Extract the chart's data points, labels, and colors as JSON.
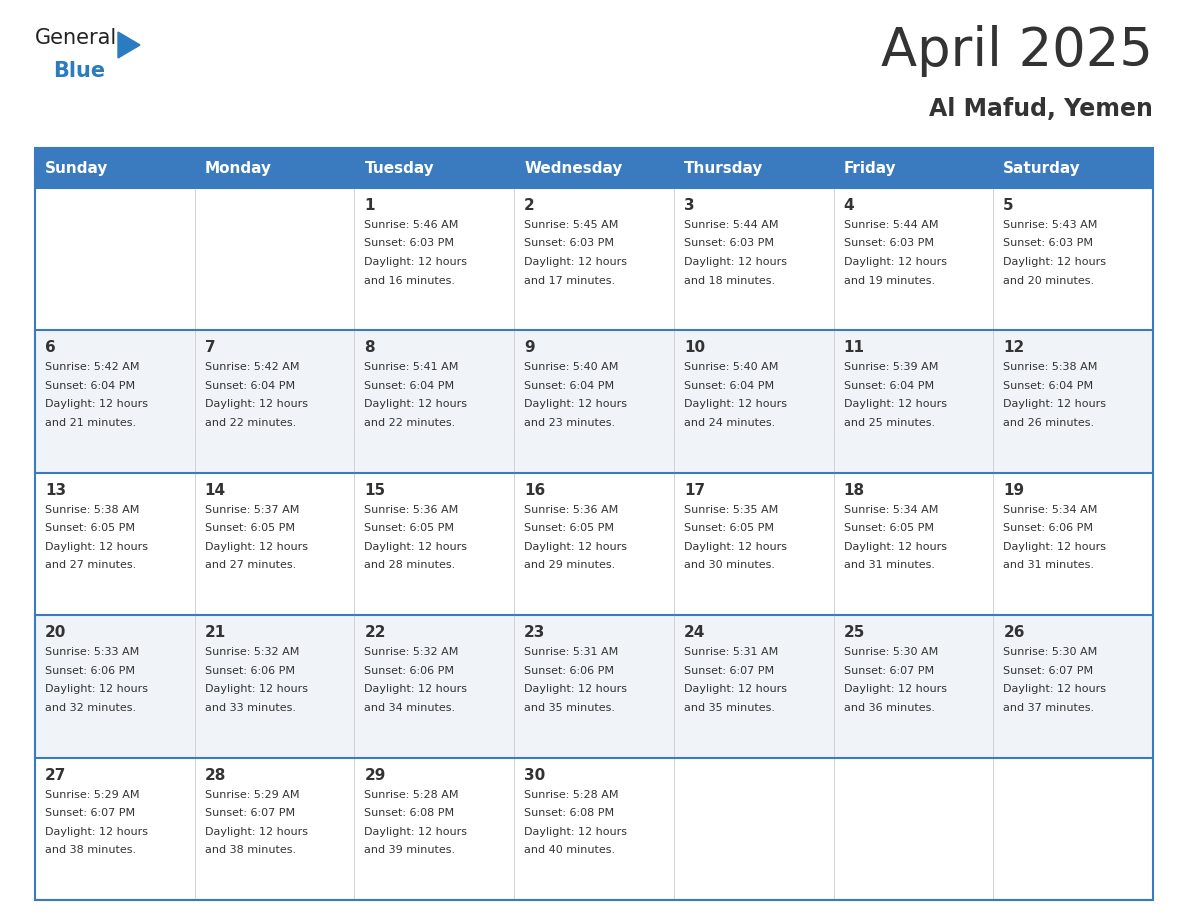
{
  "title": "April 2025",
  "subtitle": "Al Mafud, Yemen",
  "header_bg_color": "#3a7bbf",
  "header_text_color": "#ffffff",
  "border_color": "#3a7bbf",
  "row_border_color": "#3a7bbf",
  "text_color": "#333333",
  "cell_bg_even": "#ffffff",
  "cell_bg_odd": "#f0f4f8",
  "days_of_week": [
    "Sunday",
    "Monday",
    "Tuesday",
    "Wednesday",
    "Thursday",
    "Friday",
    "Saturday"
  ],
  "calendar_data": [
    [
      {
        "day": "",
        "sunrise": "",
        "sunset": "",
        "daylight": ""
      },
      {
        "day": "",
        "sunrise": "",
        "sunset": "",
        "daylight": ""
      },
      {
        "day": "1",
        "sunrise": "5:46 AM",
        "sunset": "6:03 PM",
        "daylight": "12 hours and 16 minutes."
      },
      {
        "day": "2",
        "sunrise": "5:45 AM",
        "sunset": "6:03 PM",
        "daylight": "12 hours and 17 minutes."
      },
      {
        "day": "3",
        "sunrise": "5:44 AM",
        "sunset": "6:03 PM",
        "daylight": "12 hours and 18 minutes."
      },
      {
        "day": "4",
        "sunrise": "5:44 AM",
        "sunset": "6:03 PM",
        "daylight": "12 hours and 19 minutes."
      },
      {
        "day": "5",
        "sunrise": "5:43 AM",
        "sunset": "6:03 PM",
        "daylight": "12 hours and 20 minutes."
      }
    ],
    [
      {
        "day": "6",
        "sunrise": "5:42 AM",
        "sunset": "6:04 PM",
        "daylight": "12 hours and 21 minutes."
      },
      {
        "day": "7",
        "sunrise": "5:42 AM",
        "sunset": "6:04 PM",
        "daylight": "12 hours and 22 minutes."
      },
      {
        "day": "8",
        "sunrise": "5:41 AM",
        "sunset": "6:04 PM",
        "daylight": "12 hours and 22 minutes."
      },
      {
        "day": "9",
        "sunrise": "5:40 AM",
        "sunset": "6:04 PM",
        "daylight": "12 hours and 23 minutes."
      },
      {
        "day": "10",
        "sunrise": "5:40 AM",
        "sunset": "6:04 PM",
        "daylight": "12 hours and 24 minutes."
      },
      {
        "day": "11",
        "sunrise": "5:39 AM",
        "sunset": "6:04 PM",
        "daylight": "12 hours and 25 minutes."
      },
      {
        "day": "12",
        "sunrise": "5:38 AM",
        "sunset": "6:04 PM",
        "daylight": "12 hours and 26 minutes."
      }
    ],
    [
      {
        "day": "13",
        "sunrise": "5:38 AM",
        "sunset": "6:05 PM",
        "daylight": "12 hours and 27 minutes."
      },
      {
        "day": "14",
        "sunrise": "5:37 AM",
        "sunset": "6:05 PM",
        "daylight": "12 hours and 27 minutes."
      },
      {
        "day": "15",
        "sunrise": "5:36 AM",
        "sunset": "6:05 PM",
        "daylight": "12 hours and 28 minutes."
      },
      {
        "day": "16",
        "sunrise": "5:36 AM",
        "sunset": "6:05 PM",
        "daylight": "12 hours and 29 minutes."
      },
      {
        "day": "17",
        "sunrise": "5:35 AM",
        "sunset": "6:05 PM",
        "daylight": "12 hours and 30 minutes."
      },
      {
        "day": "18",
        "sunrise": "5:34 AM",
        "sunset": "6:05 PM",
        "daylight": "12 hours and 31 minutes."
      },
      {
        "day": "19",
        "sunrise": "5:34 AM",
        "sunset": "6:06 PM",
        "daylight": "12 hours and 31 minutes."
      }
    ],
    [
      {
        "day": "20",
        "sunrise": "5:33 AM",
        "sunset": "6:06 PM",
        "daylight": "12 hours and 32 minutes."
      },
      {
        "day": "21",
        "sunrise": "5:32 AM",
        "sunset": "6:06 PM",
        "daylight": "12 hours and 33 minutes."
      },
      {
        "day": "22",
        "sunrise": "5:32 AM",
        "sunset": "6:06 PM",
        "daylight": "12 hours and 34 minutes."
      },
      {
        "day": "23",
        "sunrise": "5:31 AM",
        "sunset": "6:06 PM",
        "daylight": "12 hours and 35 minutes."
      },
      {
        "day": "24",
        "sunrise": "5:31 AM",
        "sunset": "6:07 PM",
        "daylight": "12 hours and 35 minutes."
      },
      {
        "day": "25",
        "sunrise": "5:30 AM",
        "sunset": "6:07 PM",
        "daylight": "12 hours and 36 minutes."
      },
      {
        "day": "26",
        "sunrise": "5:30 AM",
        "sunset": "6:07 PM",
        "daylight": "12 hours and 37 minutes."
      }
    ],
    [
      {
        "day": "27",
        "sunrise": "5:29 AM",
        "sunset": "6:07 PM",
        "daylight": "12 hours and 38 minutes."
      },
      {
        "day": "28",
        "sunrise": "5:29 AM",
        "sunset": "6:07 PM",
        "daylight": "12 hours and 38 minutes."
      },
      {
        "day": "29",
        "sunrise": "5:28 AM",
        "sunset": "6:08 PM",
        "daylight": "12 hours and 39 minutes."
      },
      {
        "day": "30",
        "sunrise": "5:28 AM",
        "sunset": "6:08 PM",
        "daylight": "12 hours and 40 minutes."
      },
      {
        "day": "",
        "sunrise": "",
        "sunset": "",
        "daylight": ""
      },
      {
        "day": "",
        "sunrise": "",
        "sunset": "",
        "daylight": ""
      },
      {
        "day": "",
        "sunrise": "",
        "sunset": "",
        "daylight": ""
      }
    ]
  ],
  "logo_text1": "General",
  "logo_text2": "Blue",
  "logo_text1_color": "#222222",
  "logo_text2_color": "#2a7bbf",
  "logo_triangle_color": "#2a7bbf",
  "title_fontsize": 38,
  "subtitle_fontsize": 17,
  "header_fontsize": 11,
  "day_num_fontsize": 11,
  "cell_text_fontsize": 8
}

::::

- [EXERCISE DIRECTIONS]
Work out the number of lines in this listing that include the word "ffffff". Reply with that number only.

- [EXERCISE ANSWER]
2